WRITTEN EXERCISE A:
According to the forum post on the default shell, which two command interpreters came from the tree of operating systems that includes MS-DOS, OS/2 and Windows?
----- PROVIDED TEXT
Beefy Boxes and Bandwidth Generously Provided by pair Networks
XP is just a number
 
PerlMonks  

The problem of "the" default shell

by afoken (Abbot)
on Dec 09, 2017 at 13:17 UTC ( #1205217=perlmeditation: print w/replies, xml ) Need Help??

I've got a little bit tired of searching my "avoid the default shell" postings over and over again, so I wrote this meditation to sum it up.

What is wrong with the default shell?

In an ideal world, nothing. The default shell /bin/sh would have a consistent, well-defined behaviour across all platforms, including quoting and escaping rules. It would be quite easy and unproblematic to use.

But this is the real world. Different platforms have different default shells, and they change the default shell over time. Also, shell behaviour changed over time. Remember that the Unix family of operating systems has evolved since the 1970s, and of course, this includes the shells. Have a look at "Various system shells" to get a first impression. Don't even assume that operating systems keep using the same shell as default shell.

And yes, there is more than just the huge Unix family. MS-DOS copied concepts from CP/M and also a very little bit of Unix. OS/2 and the Windows NT family (including 2000, XP, Vista, 7, 10) copied from MS-DOS. Windows 1-3, 9x, ME still ran on top of DOS. From this tree of operating systems, we got command.com and cmd.exe.

By the way: Modern MacOS variants (since MacOS X) are part of the Unix family, and so is Android (after all, it's just a heavily customized Linux).

Some ugly details:

And when it comes to Windows (and DOS, OS/2), legacy becomes really ugly.

So, to sum it up, there is no thing like "the" default shell. There are a lot of default shells, all with more or less different behaviour. You can't even hope that the default shell resembles a well-known family of shells, like bourne. So there is much potential for nasty surprises.

Why and how does that affect Perl?

Perl has several ways to execute external commands, some more obvious, some less. In the very basic form, you pass a string to perl that roughly ressembles what you would type into your favorite shell:

  • system('echo hello');
  • exec('echo hello');
  • open my $pipe,'echo hello |' or die "Can't open pipe: $!"; my $hello=do { local $/; <$pipe> }; close $pipe;
  • my $hello=qx(echo hello);
  • my $hello=`echo hello`;

Looks pretty innocent, doesn't it? And it is, until you want to start doing real-world things, like passing arguments containing quotes, dollar signs, or backslashes to an external program. You need to know the quoting rule of whatever shell happens to be the default shell.
----------
----- DATA ENTRIES
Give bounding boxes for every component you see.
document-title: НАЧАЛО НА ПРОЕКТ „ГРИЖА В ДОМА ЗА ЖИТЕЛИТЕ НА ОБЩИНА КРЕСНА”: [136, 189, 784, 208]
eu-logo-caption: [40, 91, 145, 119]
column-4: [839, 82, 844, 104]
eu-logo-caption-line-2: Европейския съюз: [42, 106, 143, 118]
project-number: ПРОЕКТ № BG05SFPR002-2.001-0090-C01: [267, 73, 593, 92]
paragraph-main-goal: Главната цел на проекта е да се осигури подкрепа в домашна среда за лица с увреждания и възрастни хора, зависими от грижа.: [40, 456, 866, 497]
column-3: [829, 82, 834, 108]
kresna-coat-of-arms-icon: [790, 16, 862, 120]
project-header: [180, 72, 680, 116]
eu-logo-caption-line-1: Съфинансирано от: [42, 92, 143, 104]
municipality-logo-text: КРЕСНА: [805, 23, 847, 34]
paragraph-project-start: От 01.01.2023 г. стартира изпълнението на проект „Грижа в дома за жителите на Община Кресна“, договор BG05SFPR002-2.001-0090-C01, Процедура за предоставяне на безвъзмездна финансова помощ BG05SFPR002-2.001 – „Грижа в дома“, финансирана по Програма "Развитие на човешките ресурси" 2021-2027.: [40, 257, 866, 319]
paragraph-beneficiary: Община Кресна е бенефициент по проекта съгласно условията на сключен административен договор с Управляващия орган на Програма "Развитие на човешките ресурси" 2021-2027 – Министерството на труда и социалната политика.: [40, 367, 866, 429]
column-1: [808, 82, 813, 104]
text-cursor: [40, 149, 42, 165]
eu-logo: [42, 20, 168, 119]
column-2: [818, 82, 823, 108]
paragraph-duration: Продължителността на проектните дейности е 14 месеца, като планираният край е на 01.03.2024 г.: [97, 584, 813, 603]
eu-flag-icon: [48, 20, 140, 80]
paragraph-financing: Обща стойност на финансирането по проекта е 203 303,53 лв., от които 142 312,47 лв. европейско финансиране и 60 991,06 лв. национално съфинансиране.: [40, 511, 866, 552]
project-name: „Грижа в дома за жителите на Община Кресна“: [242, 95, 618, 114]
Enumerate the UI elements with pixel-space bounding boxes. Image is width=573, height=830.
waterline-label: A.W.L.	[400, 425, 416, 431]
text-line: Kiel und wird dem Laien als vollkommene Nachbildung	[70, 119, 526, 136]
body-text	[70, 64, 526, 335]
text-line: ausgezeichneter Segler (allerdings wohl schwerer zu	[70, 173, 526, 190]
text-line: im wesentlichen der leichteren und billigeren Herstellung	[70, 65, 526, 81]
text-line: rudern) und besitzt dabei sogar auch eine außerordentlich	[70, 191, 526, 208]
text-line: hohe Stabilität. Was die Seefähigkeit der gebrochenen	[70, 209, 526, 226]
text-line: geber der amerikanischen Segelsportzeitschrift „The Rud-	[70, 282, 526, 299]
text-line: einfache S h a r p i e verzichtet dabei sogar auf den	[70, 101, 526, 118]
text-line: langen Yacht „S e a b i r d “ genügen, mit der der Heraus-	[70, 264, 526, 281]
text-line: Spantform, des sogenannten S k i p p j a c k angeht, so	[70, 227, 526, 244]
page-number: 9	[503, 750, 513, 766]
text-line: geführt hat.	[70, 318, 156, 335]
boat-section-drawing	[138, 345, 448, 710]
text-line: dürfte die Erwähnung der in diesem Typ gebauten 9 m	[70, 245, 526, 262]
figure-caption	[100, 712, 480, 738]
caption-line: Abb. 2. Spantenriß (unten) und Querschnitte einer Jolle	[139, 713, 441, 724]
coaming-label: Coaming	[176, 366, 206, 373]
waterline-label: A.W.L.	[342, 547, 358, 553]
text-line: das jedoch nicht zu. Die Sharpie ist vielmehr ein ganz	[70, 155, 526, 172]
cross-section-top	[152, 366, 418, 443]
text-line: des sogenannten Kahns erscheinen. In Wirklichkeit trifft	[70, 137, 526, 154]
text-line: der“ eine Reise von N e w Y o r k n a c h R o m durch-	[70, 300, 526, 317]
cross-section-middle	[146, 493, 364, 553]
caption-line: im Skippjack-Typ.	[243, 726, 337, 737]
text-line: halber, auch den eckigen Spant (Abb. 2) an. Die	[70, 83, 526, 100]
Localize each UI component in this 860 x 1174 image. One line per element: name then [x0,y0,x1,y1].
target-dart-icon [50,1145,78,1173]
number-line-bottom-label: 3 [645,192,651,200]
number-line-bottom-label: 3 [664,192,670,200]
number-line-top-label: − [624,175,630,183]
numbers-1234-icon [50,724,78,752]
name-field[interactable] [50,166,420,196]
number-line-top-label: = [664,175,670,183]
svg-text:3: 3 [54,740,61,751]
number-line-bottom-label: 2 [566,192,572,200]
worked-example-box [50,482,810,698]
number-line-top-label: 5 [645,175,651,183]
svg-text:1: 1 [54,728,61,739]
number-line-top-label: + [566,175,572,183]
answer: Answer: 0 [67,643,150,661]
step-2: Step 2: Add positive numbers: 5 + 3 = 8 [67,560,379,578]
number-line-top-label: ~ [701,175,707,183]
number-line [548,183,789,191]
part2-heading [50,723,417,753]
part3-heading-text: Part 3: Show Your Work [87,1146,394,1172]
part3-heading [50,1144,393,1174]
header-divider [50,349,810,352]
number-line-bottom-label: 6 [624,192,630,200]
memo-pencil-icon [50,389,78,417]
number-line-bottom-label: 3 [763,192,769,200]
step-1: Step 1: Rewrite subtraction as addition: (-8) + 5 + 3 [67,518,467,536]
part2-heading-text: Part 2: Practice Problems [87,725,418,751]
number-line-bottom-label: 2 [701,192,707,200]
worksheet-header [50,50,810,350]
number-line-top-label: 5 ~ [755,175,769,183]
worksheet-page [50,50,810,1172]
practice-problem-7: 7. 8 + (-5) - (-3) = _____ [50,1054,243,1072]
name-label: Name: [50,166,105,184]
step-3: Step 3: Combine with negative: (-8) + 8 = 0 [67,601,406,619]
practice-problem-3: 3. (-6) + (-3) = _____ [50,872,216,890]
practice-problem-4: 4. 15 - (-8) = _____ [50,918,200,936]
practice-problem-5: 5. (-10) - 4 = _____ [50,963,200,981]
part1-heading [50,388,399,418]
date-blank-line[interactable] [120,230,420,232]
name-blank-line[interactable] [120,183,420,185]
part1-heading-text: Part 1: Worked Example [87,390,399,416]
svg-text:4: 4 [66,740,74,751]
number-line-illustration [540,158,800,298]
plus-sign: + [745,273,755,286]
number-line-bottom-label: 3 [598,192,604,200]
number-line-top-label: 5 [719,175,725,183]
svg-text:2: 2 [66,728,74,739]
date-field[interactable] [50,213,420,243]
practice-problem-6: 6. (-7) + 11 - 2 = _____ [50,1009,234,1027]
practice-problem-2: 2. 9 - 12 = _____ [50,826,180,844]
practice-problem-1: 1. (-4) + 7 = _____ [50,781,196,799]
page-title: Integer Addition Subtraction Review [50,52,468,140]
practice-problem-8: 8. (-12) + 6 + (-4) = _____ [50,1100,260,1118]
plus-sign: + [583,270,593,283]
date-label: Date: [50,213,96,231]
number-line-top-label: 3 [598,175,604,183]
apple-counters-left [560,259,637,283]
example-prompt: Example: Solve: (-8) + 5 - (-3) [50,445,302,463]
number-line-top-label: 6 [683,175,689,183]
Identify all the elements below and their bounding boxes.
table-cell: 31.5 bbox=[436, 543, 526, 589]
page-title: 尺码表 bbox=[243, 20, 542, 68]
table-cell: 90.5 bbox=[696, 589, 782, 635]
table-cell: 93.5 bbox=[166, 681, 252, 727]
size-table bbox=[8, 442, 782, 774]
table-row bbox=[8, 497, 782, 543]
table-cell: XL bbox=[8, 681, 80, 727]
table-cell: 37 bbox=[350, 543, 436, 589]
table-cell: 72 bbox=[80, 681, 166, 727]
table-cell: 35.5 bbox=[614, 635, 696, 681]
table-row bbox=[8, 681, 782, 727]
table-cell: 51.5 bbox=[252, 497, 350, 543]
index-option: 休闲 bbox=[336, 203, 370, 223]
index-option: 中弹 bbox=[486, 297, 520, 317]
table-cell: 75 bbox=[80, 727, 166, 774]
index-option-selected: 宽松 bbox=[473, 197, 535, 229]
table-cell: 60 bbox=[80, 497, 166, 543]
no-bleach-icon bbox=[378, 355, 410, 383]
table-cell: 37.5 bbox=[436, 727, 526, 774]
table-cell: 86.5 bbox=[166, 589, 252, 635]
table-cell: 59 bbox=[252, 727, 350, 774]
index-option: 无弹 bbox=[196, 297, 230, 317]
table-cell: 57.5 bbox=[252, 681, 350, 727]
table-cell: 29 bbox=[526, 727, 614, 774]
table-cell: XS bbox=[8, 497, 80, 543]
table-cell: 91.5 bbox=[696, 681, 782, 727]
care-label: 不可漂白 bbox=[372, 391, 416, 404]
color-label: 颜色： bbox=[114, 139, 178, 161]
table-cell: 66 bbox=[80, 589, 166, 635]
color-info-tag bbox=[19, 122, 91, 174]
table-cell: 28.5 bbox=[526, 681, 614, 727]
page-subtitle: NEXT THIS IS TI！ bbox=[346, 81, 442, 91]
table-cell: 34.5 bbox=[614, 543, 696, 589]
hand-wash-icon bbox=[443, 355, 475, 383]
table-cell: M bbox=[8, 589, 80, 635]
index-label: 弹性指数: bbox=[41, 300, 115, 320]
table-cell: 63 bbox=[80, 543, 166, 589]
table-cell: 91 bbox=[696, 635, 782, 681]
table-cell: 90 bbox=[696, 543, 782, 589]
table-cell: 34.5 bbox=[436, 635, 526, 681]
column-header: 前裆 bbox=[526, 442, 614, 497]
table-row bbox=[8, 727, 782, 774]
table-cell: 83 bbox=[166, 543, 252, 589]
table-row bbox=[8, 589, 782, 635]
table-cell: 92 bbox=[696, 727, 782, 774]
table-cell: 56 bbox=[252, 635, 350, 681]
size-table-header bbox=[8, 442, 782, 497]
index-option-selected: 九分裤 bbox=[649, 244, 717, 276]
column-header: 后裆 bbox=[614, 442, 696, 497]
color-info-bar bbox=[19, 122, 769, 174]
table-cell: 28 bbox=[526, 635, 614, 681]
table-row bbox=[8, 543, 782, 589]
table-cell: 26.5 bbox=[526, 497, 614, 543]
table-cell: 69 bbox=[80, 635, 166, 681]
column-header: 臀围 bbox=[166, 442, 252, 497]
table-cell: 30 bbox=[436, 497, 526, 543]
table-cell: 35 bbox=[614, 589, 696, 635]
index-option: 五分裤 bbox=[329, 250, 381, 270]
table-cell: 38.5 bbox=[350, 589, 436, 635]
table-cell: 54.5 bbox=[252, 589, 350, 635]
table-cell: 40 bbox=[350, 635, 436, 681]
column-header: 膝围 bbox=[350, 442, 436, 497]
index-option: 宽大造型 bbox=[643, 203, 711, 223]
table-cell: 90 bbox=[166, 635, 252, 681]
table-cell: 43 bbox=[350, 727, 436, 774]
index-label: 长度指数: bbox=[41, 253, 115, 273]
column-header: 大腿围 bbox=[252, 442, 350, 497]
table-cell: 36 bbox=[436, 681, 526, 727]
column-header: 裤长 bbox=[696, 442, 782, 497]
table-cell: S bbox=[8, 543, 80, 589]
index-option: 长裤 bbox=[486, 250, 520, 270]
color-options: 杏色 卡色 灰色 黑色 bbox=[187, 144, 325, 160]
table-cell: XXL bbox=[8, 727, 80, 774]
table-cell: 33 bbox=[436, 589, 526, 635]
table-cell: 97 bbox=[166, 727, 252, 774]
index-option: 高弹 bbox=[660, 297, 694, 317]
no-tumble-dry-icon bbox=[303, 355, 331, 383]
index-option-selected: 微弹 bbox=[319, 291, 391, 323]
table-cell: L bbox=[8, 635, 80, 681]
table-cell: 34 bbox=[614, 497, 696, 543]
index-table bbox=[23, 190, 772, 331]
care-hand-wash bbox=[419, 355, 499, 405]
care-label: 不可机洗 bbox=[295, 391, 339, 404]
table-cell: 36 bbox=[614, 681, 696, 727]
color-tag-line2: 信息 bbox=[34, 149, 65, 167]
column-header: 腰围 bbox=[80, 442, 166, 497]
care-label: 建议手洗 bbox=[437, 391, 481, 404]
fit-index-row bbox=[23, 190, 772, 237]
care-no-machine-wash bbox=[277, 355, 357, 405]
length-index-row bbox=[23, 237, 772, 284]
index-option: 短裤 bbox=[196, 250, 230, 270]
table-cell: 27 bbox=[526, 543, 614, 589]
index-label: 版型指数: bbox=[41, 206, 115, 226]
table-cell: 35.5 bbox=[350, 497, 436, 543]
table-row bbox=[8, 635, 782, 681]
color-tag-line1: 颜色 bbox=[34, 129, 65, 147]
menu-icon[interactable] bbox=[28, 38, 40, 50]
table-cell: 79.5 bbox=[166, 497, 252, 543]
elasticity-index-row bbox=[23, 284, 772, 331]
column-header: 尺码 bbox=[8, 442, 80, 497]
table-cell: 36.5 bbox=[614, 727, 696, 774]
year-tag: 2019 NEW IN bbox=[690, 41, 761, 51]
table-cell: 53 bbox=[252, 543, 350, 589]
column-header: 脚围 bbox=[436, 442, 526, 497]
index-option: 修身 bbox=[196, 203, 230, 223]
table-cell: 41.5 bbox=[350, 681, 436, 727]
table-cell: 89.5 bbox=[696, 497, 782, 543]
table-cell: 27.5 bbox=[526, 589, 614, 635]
----------
WRITTEN EXERCISE B:
Transcribe the listing verbatim. Begin at its first line and stop after the line that contains "municipality-logo-text: КРЕСНА: [805, 23, 847, 34]".

TASK RESPONSE A:
command.com and cmd.exe

TASK RESPONSE B:
Give bounding boxes for every component you see.
document-title: НАЧАЛО НА ПРОЕКТ „ГРИЖА В ДОМА ЗА ЖИТЕЛИТЕ НА ОБЩИНА КРЕСНА”: [136, 189, 784, 208]
eu-logo-caption: [40, 91, 145, 119]
column-4: [839, 82, 844, 104]
eu-logo-caption-line-2: Европейския съюз: [42, 106, 143, 118]
project-number: ПРОЕКТ № BG05SFPR002-2.001-0090-C01: [267, 73, 593, 92]
paragraph-main-goal: Главната цел на проекта е да се осигури подкрепа в домашна среда за лица с увреждания и възрастни хора, зависими от грижа.: [40, 456, 866, 497]
column-3: [829, 82, 834, 108]
kresna-coat-of-arms-icon: [790, 16, 862, 120]
project-header: [180, 72, 680, 116]
eu-logo-caption-line-1: Съфинансирано от: [42, 92, 143, 104]
municipality-logo-text: КРЕСНА: [805, 23, 847, 34]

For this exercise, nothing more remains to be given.